» What you will do
Search the material for the word "text" and report each line where it turns up.
--- BEGIN Listed records ---
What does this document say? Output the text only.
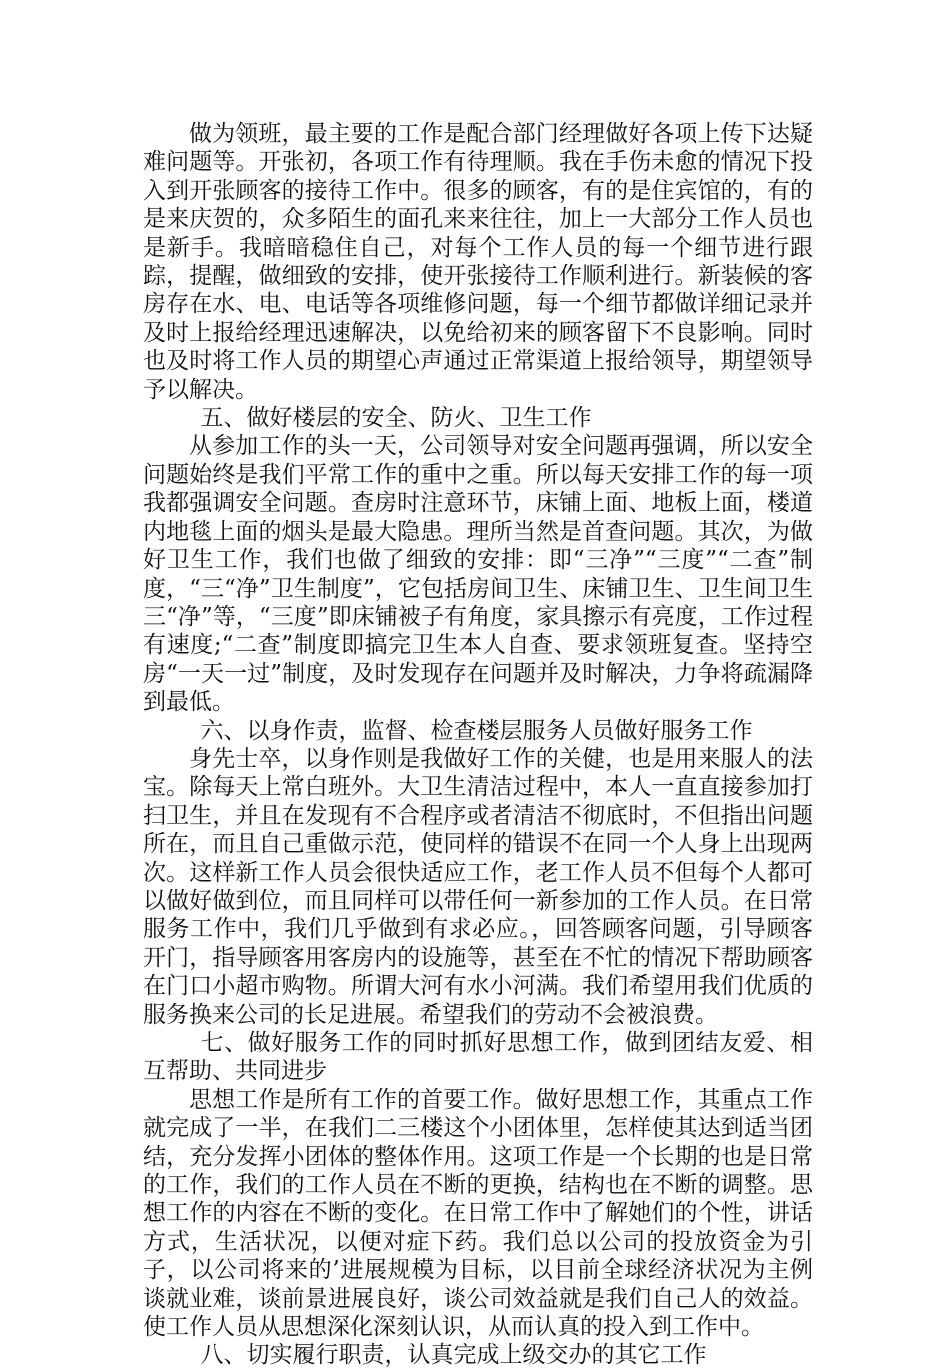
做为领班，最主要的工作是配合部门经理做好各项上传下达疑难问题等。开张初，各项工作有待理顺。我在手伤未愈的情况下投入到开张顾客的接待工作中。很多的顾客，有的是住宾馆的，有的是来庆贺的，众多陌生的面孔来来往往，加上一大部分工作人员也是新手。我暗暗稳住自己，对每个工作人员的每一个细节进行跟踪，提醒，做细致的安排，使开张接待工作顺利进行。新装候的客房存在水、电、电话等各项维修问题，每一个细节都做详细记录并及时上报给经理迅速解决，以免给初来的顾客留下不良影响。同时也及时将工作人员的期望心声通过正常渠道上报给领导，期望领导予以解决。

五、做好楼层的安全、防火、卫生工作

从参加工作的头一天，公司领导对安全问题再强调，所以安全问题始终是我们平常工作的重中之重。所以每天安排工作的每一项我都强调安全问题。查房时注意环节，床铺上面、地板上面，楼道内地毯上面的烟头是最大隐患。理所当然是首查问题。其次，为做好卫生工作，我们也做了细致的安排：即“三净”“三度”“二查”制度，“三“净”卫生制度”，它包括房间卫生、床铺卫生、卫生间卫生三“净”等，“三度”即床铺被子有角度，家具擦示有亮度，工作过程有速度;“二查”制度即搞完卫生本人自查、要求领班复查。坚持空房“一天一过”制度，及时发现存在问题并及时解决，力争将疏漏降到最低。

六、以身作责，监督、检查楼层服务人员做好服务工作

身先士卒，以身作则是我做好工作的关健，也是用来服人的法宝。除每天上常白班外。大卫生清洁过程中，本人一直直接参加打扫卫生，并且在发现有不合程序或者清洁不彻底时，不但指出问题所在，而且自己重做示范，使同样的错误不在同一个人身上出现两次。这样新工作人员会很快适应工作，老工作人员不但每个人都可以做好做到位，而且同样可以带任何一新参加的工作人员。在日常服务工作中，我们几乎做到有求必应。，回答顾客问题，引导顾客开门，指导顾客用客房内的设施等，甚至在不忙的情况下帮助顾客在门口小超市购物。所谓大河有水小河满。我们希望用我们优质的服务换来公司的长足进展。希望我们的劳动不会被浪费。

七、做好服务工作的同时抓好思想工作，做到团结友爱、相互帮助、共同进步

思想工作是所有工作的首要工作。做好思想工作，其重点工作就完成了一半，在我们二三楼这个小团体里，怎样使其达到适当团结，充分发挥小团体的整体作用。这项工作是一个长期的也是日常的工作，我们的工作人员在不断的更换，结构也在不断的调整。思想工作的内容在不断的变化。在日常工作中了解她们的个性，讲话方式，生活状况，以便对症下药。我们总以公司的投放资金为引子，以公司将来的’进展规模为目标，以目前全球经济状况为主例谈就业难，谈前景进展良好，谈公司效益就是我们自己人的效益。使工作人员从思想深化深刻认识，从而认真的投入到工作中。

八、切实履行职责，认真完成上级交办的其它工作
--- END Listed records ---
--- BEGIN Listed records ---
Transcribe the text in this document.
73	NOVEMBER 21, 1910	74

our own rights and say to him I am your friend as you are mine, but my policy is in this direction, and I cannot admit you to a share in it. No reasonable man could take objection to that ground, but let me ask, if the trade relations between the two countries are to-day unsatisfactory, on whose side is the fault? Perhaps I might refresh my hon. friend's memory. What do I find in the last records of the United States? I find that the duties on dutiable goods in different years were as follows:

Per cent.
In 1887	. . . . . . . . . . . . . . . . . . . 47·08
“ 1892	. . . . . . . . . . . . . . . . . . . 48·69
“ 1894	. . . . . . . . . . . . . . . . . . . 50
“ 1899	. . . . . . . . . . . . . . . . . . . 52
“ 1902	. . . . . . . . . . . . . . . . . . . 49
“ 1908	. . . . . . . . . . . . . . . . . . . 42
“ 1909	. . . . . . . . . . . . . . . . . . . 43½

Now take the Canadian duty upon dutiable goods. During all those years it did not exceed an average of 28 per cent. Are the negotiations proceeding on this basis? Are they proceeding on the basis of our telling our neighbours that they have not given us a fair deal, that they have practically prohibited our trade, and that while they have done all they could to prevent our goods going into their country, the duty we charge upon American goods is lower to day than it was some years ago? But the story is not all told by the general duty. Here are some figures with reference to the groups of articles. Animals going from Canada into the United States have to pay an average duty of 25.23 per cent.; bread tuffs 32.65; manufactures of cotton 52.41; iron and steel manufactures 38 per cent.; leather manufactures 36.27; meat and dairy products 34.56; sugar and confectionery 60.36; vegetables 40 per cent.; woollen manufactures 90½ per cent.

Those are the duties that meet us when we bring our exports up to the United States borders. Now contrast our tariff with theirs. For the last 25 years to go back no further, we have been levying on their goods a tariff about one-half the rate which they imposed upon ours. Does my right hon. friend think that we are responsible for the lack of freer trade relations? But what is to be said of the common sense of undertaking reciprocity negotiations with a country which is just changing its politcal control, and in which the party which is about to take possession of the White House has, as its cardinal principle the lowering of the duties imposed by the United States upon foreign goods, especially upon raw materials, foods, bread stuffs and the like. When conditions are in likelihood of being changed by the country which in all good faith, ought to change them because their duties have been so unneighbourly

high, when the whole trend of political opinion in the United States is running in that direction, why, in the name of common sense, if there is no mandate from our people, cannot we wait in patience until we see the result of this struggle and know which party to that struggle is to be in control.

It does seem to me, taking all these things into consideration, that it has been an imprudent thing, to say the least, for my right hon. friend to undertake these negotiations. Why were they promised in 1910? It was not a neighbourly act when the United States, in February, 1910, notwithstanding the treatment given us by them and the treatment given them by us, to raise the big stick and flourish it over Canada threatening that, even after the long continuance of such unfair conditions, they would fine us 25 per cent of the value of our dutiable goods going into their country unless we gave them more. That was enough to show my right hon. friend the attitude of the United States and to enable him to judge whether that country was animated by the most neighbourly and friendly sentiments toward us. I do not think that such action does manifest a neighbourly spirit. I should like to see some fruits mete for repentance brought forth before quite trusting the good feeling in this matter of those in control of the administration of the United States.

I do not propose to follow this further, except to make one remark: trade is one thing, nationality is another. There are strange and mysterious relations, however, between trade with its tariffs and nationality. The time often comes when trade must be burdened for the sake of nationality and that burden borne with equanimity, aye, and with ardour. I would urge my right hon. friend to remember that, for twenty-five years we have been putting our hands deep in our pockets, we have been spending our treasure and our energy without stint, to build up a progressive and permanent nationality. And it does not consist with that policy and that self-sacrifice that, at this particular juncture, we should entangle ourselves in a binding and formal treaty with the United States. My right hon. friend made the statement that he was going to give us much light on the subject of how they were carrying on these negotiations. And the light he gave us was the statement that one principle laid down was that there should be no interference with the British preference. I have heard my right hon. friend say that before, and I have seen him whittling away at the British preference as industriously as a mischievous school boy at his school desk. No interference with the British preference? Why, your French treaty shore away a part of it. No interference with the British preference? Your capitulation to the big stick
--- END Listed records ---
» Written answer
What does this document say? Output the text only.
Transcribe the text in this document.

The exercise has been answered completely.